> _EXERCISE OBJECTIVE_
Lines containing the word "Provincial" need to be counted. Please reply with how many there are, and nothing else.

........

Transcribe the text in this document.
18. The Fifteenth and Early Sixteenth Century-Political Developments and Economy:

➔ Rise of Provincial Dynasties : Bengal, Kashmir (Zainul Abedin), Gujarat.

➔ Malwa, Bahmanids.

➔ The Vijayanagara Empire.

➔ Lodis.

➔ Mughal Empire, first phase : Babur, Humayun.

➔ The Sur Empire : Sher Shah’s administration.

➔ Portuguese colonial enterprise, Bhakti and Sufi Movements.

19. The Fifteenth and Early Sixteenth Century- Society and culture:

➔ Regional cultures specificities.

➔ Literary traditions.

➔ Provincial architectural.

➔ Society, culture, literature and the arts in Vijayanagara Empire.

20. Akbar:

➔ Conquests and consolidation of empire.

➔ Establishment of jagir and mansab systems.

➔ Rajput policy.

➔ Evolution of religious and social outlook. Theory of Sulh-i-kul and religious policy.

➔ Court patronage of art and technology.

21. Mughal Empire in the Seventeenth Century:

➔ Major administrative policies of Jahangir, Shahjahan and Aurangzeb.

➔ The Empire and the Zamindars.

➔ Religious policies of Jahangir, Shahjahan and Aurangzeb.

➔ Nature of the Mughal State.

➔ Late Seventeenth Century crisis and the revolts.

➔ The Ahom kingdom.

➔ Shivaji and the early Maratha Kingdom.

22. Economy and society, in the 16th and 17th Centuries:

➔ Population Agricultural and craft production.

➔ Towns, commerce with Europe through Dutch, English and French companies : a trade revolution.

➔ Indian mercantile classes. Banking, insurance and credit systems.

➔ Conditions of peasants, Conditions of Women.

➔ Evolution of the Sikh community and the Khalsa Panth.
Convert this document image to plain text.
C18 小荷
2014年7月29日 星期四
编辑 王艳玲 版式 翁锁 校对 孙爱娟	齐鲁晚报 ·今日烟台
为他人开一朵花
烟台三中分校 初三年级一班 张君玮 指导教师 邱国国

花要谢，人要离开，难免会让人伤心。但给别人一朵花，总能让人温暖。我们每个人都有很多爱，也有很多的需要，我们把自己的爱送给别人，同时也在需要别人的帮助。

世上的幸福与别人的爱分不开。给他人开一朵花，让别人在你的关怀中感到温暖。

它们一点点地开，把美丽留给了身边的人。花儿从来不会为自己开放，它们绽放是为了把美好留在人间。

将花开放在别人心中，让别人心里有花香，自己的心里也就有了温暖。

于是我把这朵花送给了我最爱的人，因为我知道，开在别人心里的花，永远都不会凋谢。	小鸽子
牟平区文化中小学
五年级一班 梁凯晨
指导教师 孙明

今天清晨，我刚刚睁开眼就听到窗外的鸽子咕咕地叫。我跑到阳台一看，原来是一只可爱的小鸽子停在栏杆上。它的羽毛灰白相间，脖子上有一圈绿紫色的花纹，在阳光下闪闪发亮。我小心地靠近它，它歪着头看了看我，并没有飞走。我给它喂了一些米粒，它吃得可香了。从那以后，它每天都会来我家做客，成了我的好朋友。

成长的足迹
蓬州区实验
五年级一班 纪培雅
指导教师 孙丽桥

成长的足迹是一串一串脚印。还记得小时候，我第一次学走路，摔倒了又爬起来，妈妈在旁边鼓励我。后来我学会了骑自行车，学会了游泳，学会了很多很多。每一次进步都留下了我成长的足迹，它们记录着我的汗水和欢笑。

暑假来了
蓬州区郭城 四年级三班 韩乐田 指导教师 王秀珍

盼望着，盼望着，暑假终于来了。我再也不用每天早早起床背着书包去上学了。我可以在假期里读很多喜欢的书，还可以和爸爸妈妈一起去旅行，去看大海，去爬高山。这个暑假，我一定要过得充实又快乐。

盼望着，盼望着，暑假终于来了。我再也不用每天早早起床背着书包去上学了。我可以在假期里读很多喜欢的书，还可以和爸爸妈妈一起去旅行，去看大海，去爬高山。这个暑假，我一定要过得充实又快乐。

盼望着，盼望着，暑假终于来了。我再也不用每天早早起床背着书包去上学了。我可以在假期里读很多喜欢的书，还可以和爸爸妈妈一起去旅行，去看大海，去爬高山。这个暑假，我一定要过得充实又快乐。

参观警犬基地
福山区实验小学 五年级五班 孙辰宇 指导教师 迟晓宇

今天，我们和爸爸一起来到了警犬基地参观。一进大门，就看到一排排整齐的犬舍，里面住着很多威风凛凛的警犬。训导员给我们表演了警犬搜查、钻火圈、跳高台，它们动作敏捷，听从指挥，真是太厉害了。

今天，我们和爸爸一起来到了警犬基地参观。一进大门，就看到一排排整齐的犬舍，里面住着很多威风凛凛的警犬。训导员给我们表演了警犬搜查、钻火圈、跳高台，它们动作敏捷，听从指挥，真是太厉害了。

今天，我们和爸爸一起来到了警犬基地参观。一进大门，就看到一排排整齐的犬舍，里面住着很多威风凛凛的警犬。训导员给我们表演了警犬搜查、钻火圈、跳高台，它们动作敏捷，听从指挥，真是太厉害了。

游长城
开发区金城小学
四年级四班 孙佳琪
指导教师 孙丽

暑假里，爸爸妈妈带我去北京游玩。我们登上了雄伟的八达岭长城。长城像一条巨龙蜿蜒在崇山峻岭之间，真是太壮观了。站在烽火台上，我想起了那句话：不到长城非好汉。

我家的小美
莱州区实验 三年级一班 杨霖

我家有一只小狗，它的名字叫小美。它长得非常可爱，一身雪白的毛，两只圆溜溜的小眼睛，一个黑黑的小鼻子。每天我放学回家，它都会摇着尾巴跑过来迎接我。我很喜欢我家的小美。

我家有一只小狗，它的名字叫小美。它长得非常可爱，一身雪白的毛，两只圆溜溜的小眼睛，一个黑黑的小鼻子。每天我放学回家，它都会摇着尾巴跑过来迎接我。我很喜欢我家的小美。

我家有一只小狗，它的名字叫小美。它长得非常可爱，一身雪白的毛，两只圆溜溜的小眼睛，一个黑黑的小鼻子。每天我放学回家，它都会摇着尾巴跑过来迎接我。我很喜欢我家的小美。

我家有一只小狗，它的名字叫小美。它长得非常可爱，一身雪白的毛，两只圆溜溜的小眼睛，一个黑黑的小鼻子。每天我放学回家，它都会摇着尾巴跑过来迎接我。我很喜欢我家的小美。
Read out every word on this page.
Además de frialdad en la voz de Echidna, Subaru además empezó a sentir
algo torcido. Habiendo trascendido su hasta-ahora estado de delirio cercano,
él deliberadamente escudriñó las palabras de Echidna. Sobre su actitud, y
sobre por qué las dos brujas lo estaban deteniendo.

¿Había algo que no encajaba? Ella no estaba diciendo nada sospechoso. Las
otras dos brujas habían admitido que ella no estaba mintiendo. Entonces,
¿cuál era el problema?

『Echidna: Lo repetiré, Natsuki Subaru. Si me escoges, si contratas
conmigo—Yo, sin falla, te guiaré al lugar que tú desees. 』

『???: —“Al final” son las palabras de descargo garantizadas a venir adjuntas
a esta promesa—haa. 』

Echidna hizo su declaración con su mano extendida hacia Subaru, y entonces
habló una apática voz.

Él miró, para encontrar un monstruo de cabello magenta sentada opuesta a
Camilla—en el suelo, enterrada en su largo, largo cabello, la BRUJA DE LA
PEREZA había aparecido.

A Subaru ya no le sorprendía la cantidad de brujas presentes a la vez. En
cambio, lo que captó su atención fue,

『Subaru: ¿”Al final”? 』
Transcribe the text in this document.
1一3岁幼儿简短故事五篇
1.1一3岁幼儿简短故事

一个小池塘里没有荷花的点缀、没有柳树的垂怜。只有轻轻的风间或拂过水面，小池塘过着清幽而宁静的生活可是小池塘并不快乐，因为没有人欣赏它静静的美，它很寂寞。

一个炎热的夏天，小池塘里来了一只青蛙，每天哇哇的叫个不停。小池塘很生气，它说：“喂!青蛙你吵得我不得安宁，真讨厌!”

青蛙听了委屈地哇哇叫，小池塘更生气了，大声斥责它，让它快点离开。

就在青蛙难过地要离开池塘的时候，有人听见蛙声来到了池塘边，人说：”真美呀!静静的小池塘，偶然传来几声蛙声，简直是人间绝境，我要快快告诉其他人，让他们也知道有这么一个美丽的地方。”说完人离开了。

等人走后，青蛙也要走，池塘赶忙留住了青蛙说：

........

> _TASK RESULT_
2